--- EXERCISE PROMPT ---
Extract every line of the material that holds the string "listed".

--- SOURCE DATA ---
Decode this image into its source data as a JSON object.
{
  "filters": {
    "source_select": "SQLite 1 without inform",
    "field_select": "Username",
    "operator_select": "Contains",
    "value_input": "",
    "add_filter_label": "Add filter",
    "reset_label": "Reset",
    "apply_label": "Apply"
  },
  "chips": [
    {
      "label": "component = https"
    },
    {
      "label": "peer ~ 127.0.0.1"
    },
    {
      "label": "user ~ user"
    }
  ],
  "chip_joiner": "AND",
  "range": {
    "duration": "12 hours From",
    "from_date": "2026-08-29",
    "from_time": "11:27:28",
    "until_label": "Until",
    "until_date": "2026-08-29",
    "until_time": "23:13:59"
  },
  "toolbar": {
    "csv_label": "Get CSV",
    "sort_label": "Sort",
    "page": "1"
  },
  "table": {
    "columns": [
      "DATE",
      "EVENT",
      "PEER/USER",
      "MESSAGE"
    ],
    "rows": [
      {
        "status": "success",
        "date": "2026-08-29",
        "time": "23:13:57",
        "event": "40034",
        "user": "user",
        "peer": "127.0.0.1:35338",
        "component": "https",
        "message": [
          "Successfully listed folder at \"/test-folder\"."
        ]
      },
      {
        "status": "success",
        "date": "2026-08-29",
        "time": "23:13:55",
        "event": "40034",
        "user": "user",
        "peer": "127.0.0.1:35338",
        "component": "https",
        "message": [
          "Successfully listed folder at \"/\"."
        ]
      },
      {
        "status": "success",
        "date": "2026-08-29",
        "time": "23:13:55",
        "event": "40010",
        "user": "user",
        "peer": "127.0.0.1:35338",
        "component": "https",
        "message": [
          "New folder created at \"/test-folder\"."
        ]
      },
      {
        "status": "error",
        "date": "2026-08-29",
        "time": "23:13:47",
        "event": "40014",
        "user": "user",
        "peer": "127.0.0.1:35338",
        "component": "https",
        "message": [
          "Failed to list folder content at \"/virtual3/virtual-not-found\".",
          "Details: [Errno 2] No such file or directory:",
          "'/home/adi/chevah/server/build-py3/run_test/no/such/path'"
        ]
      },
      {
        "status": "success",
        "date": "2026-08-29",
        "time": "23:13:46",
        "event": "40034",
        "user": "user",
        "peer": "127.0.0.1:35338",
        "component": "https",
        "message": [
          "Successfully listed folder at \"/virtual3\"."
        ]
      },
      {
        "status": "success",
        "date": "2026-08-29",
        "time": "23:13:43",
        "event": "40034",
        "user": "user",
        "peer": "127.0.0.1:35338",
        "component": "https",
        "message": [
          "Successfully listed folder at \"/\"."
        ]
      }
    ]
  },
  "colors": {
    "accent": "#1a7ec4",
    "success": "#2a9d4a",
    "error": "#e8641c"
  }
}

--- TASK ANSWER ---
          "Successfully listed folder at \"/test-folder\"."
          "Successfully listed folder at \"/\"."
          "Successfully listed folder at \"/virtual3\"."
          "Successfully listed folder at \"/\"."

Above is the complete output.